Problem description: Go through the data below. List every line that holds the word "αλκοόλ".

[Start of Exercise input]

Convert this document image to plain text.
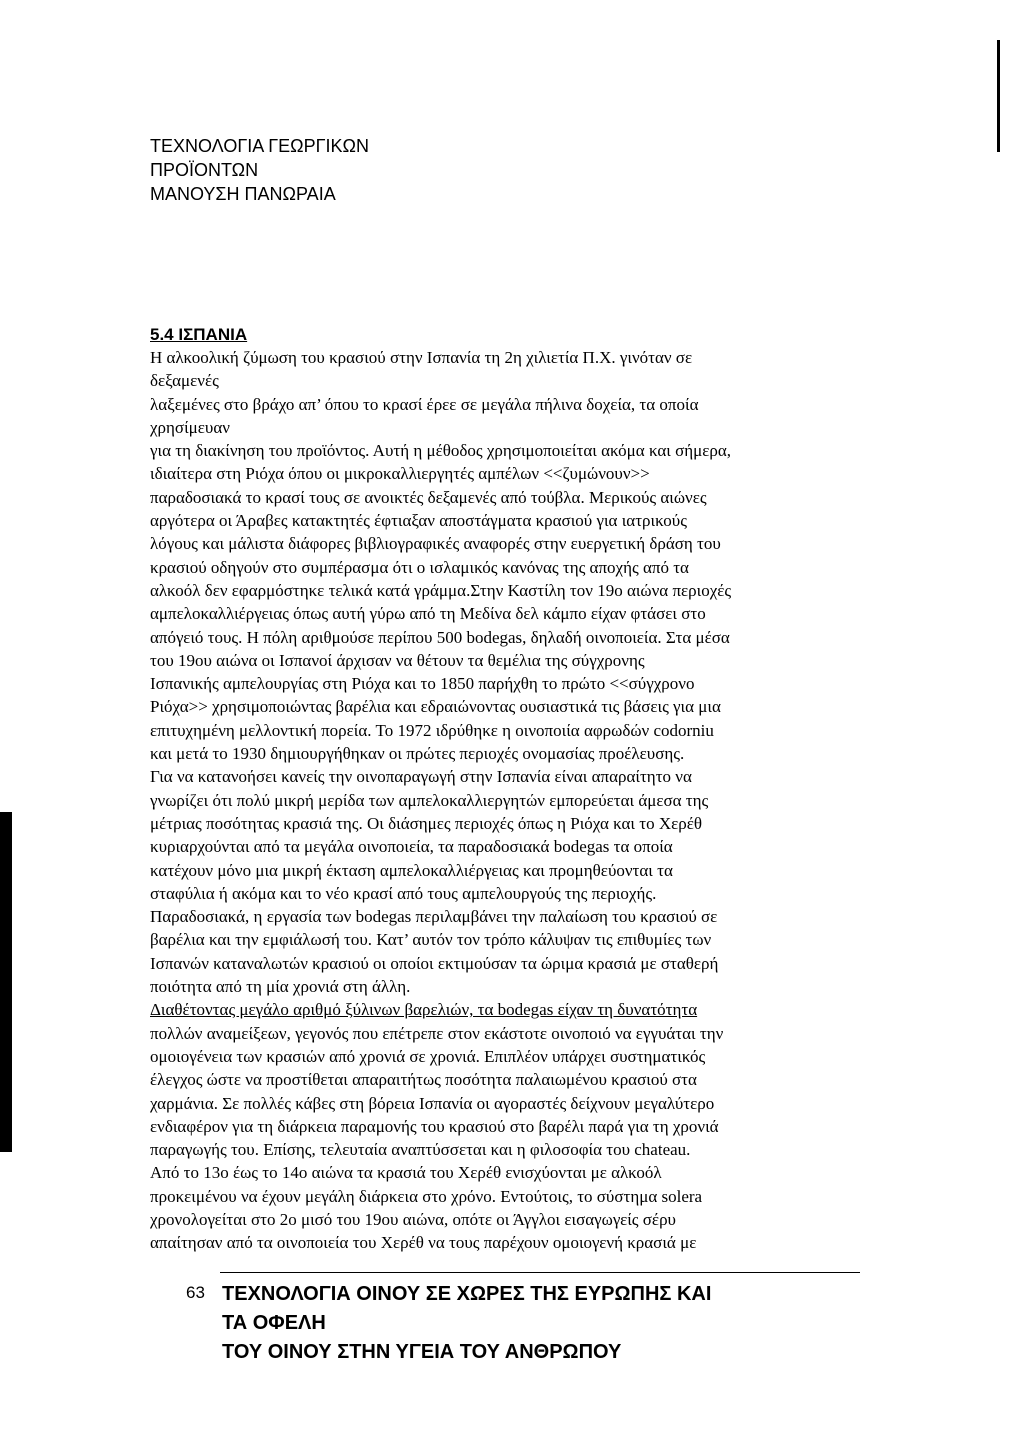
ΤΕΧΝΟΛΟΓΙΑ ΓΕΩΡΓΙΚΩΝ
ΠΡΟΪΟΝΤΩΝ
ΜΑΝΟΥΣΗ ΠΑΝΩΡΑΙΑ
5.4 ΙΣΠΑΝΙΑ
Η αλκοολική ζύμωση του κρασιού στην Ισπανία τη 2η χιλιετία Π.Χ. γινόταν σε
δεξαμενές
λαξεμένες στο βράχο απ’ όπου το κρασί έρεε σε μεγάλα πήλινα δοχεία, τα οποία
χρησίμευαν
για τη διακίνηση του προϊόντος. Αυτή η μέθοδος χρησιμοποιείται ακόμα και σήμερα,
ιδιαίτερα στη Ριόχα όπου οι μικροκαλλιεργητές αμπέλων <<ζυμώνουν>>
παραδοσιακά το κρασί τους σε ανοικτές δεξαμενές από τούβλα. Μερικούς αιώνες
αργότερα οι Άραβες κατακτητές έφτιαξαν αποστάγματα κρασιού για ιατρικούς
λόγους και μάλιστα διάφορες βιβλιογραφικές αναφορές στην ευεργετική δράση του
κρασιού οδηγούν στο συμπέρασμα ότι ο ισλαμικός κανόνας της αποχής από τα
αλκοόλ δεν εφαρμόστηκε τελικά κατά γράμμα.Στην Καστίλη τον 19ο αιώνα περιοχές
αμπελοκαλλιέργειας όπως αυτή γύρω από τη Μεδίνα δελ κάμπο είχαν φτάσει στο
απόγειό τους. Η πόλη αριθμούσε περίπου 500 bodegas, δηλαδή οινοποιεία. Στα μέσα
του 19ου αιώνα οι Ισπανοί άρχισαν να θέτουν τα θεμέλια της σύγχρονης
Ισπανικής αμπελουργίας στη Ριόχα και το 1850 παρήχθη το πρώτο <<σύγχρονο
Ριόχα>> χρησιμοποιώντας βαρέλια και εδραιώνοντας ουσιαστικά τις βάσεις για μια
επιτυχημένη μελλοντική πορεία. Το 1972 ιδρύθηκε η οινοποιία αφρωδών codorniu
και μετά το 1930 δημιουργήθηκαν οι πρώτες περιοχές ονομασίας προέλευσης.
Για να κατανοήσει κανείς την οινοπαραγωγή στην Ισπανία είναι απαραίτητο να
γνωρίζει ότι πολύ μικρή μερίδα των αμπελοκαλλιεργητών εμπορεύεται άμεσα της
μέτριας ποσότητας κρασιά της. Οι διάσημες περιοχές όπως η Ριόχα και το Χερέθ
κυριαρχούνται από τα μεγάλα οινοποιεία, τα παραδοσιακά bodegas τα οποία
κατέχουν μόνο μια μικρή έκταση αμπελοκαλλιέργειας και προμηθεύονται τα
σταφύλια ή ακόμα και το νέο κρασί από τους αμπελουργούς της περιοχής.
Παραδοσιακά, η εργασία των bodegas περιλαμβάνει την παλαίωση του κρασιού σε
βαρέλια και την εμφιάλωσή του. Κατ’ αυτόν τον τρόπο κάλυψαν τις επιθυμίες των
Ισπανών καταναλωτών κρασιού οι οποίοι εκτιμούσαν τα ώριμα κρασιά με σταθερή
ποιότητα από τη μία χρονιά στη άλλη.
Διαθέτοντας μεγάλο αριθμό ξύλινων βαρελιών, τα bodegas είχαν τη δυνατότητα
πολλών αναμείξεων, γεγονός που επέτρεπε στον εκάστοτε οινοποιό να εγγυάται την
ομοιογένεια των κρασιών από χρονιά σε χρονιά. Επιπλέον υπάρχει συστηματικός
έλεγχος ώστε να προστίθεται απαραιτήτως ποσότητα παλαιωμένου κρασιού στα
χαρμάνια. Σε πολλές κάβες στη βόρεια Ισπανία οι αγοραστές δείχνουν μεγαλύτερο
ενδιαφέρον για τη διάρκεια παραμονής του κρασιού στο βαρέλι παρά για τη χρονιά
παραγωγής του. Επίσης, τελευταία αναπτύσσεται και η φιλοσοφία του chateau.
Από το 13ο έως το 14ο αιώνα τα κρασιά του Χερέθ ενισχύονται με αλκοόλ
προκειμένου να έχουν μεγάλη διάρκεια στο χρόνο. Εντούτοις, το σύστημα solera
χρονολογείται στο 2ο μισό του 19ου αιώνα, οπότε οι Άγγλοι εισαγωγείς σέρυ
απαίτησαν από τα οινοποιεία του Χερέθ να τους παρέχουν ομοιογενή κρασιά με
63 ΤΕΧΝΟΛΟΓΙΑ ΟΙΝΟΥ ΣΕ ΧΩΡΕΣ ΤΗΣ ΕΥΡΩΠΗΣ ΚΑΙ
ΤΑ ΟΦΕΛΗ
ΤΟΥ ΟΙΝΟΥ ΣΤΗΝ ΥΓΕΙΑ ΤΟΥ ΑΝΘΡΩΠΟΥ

[End of Exercise input]
[Start of Exercise input]

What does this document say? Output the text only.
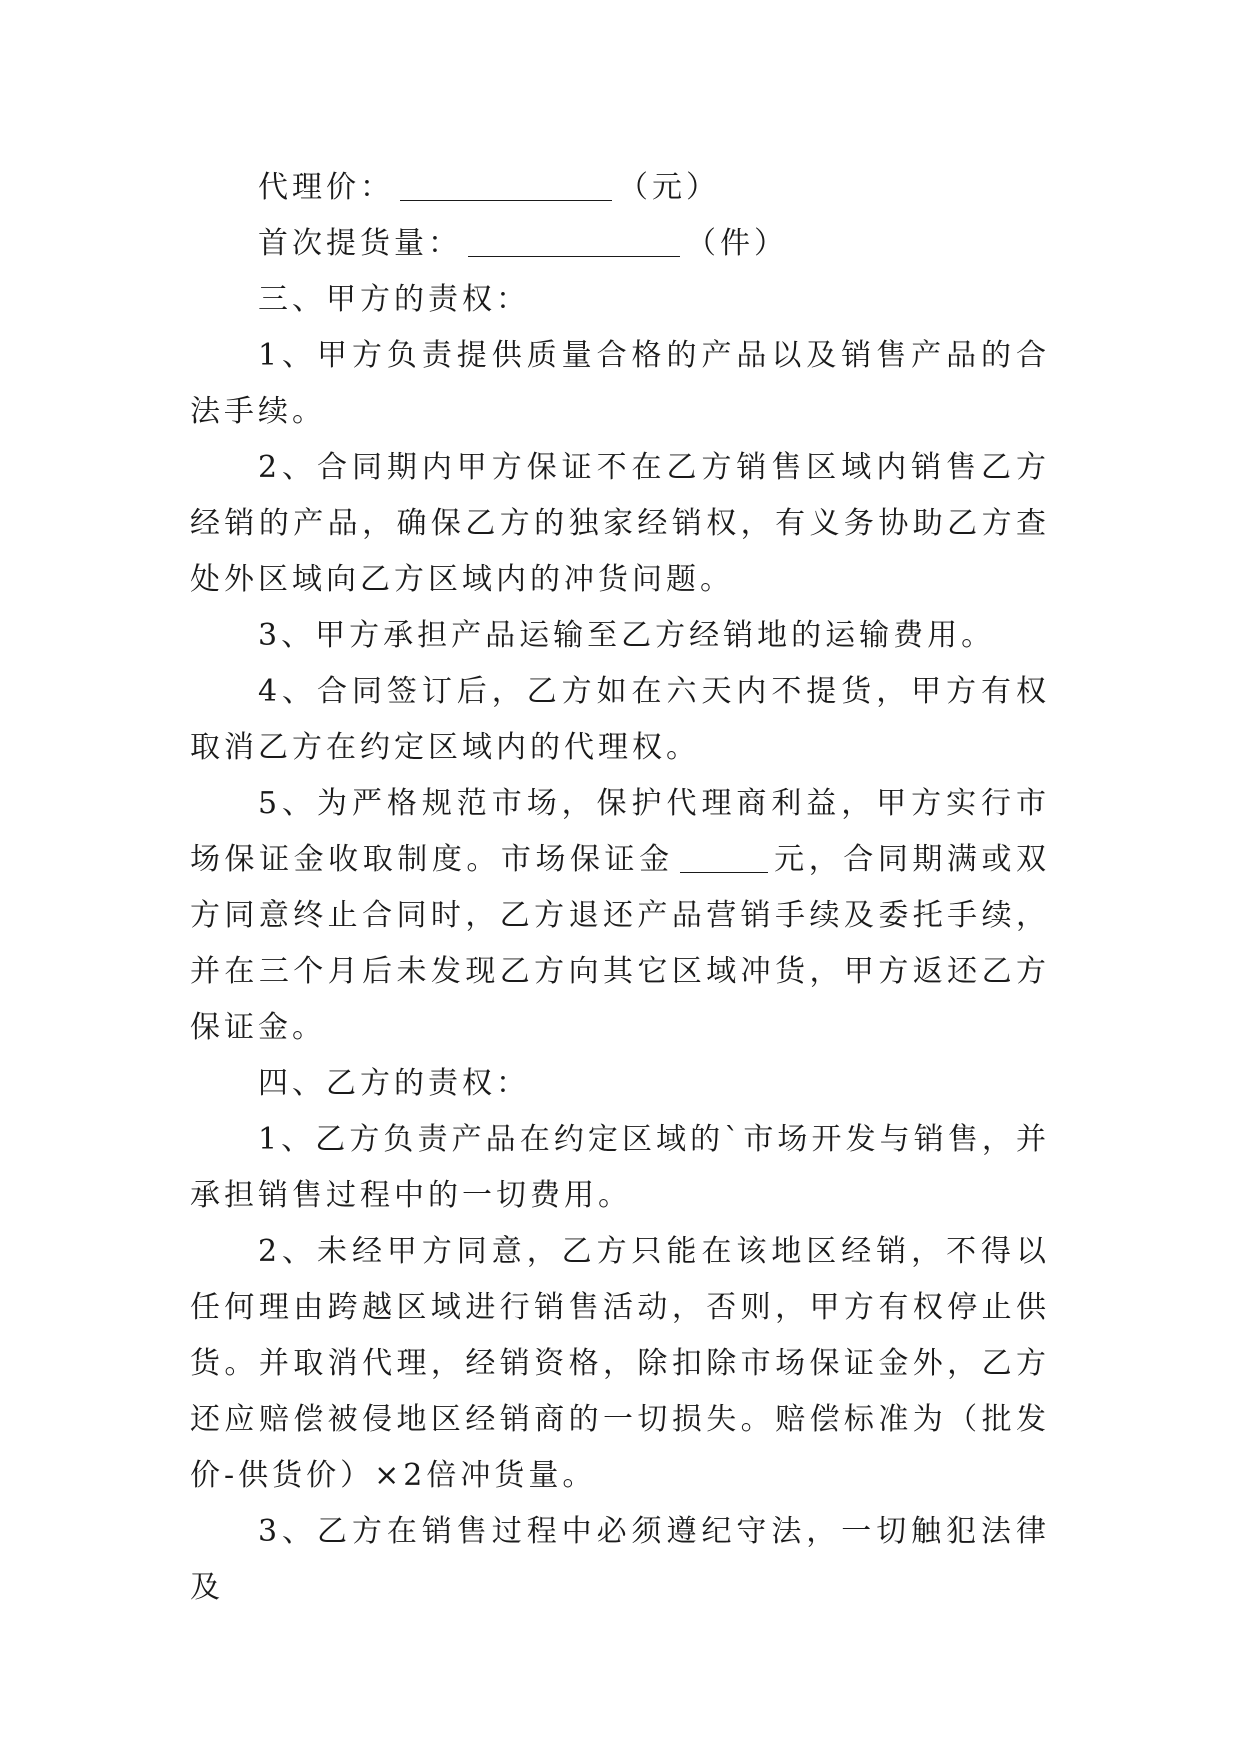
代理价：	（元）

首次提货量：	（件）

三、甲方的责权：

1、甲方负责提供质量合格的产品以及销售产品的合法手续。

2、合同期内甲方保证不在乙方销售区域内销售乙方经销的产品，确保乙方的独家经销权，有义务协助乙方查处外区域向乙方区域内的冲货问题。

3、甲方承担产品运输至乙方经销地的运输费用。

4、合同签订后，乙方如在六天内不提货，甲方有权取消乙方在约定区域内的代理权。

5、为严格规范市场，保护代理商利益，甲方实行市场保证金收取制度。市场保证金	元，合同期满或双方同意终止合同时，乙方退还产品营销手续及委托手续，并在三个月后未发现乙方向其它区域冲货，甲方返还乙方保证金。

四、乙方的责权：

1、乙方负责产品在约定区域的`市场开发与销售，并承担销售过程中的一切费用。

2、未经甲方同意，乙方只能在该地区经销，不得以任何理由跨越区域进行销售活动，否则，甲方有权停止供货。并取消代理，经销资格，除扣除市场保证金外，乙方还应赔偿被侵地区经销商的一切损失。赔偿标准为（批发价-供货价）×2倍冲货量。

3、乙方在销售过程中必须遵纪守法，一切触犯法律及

[End of Exercise input]

Written answer:
αλκοόλ δεν εφαρμόστηκε τελικά κατά γράμμα.Στην Καστίλη τον 19ο αιώνα περιοχές
Από το 13ο έως το 14ο αιώνα τα κρασιά του Χερέθ ενισχύονται με αλκοόλ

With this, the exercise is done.